[Source records]
***
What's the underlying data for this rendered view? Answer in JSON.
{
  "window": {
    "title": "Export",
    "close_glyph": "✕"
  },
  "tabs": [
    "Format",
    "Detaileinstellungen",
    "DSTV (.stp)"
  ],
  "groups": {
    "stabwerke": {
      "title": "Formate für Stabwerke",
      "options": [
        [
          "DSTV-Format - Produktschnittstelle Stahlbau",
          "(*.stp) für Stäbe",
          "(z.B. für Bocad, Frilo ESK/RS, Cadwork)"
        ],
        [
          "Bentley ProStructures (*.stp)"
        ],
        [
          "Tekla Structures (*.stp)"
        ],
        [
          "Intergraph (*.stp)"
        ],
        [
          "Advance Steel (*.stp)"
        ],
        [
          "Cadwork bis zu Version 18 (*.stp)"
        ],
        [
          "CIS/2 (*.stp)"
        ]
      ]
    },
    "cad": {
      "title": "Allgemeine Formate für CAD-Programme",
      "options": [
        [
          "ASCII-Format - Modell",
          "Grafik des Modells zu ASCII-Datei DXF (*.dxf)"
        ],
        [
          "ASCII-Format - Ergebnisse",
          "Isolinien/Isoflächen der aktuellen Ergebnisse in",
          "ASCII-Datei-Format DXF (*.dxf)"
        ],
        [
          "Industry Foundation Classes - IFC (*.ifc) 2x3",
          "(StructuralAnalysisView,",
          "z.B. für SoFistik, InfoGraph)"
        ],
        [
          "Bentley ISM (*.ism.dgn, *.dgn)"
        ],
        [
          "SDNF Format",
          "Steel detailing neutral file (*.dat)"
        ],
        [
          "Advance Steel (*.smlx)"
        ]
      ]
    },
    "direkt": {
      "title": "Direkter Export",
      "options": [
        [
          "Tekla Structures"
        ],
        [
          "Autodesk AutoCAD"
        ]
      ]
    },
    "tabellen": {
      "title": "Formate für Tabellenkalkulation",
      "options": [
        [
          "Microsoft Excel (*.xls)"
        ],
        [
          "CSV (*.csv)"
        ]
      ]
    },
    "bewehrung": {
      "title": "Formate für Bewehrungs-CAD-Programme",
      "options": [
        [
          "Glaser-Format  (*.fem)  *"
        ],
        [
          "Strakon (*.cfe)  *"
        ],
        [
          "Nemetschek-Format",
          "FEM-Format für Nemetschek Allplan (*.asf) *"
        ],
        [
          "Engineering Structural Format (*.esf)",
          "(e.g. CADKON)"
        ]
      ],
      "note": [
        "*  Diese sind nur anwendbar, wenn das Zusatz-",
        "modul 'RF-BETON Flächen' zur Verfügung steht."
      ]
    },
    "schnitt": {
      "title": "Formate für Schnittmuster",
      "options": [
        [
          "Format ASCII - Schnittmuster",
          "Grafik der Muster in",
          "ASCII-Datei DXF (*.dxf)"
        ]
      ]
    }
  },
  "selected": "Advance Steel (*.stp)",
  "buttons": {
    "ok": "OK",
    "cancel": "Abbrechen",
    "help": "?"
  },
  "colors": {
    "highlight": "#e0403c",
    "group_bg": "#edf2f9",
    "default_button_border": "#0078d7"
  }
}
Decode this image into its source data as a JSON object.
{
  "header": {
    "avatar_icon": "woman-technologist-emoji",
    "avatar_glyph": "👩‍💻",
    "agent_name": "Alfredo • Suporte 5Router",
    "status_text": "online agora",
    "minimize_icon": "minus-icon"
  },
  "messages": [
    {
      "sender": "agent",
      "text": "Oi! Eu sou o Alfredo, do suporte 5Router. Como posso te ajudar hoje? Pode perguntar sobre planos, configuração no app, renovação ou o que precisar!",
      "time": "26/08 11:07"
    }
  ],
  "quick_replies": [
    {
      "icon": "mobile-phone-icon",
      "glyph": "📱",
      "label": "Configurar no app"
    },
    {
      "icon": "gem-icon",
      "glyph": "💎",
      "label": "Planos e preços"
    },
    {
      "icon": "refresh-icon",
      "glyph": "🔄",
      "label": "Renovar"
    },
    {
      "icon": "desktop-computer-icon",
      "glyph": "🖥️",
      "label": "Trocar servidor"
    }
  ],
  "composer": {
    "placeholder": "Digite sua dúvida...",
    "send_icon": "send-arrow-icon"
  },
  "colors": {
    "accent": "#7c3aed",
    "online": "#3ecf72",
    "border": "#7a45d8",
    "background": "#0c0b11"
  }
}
***
Problem requirements
Search the data above for the string "Formate" and return every line that has it.

Expected answer
      "title": "Formate für Stabwerke",
      "title": "Allgemeine Formate für CAD-Programme",
      "title": "Formate für Tabellenkalkulation",
      "title": "Formate für Bewehrungs-CAD-Programme",
      "title": "Formate für Schnittmuster",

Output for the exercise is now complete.